# Given instruction:
Every line holding the string "support" should be gathered.

# Data rows:
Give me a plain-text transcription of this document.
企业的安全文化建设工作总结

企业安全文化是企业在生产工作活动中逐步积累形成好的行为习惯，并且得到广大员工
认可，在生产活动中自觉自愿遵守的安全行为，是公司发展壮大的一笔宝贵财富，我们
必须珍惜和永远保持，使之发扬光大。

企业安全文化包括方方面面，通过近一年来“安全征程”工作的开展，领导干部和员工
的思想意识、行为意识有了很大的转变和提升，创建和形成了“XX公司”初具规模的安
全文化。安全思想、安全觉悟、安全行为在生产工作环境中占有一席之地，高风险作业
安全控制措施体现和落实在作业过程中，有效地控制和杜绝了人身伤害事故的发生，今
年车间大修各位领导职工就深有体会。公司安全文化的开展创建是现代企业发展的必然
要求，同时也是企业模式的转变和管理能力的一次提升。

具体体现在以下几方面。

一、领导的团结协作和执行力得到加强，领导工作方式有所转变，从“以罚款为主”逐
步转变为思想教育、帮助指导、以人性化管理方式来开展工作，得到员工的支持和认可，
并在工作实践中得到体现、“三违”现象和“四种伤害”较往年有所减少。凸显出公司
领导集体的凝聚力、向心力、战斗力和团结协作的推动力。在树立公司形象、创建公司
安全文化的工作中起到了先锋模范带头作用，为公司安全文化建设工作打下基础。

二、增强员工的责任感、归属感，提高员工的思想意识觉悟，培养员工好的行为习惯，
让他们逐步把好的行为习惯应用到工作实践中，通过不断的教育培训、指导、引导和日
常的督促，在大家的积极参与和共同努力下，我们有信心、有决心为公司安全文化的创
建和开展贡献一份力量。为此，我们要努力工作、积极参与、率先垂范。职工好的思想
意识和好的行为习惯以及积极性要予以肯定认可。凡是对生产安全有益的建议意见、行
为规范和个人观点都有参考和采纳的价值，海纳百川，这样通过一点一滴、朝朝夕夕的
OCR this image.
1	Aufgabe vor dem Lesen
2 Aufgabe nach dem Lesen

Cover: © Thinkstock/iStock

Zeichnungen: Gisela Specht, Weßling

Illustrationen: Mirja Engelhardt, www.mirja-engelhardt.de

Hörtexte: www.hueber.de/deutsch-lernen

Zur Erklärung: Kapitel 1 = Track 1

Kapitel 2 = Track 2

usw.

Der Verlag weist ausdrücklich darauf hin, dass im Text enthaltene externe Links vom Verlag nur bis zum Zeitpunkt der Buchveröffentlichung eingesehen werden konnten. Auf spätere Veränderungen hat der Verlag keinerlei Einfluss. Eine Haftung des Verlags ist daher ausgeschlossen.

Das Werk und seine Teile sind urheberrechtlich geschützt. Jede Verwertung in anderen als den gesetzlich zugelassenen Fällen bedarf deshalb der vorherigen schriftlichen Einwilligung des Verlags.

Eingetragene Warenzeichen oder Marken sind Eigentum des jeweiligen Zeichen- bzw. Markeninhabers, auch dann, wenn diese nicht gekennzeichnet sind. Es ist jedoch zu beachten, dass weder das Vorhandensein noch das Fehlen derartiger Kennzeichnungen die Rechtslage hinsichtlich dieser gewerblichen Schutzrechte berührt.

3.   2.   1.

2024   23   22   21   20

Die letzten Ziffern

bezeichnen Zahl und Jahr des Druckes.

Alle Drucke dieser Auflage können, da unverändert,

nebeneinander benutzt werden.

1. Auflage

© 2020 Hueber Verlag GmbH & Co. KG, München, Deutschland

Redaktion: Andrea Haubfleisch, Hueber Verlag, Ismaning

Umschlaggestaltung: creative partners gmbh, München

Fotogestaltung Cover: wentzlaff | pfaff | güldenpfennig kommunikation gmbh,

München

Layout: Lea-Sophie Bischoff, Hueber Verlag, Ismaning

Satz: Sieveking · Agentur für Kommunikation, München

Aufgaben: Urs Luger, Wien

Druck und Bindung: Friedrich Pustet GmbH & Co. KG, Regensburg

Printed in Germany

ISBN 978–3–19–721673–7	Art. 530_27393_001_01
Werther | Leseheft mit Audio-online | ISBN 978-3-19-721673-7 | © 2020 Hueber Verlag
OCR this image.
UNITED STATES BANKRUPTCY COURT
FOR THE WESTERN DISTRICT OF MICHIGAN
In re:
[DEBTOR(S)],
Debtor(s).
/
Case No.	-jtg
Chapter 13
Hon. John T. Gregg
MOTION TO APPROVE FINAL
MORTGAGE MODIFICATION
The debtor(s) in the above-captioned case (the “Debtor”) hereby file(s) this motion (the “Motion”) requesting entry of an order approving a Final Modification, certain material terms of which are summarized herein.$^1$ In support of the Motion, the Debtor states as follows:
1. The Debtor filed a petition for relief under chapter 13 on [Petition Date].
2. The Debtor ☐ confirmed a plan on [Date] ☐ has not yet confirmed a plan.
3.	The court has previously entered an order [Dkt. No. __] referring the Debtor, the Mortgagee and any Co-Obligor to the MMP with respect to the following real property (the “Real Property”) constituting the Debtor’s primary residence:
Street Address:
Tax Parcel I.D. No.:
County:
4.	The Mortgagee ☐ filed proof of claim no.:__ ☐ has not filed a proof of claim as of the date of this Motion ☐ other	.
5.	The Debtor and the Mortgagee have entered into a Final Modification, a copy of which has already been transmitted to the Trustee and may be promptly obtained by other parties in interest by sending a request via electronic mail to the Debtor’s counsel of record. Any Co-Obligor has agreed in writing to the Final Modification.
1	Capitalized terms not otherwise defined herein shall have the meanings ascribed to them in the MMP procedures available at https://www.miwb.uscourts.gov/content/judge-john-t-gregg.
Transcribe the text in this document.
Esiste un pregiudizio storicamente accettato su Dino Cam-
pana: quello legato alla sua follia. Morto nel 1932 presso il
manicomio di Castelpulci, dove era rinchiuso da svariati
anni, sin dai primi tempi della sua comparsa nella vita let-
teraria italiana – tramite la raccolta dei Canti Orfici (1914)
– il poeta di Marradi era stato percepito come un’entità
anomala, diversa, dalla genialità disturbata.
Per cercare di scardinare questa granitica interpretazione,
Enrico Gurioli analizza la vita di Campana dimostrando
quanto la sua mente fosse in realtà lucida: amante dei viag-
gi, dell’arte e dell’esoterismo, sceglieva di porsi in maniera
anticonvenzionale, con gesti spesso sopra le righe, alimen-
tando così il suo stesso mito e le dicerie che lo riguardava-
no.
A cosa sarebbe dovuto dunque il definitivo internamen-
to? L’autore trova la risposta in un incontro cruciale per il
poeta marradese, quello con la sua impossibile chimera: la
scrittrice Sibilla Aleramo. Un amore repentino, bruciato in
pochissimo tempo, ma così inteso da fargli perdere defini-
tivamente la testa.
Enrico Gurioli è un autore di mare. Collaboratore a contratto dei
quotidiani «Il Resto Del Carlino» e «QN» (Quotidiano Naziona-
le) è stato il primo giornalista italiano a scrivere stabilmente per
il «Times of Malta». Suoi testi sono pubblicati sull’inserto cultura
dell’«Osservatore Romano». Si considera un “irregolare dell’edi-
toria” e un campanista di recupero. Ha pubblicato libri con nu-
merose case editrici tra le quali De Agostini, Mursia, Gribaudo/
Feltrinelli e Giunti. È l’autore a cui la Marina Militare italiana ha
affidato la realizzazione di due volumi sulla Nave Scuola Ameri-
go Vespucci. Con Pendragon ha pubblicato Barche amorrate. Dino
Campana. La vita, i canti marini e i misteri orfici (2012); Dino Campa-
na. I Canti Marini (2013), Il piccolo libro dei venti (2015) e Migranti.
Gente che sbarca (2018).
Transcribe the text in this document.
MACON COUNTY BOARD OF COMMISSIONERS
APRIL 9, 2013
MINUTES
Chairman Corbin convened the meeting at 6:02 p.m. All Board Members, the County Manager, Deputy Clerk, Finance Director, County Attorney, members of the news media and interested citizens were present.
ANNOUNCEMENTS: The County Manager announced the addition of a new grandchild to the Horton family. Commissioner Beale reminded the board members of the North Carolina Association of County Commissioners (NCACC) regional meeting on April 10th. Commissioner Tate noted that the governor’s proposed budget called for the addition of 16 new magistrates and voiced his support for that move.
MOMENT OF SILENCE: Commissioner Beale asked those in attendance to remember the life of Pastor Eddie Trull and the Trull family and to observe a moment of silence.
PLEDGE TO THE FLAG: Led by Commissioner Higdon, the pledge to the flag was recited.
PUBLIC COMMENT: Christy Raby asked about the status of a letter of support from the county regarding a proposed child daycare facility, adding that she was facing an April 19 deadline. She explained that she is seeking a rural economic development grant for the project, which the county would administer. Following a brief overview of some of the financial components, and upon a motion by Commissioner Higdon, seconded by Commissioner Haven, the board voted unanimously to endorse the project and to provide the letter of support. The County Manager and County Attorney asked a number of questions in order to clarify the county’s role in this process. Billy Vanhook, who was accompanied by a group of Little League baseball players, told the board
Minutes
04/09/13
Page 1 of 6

# Exercise output:
The debtor(s) in the above-captioned case (the “Debtor”) hereby file(s) this motion (the “Motion”) requesting entry of an order approving a Final Modification, certain material terms of which are summarized herein.$^1$ In support of the Motion, the Debtor states as follows:
ANNOUNCEMENTS: The County Manager announced the addition of a new grandchild to the Horton family. Commissioner Beale reminded the board members of the North Carolina Association of County Commissioners (NCACC) regional meeting on April 10th. Commissioner Tate noted that the governor’s proposed budget called for the addition of 16 new magistrates and voiced his support for that move.
PUBLIC COMMENT: Christy Raby asked about the status of a letter of support from the county regarding a proposed child daycare facility, adding that she was facing an April 19 deadline. She explained that she is seeking a rural economic development grant for the project, which the county would administer. Following a brief overview of some of the financial components, and upon a motion by Commissioner Higdon, seconded by Commissioner Haven, the board voted unanimously to endorse the project and to provide the letter of support. The County Manager and County Attorney asked a number of questions in order to clarify the county’s role in this process. Billy Vanhook, who was accompanied by a group of Little League baseball players, told the board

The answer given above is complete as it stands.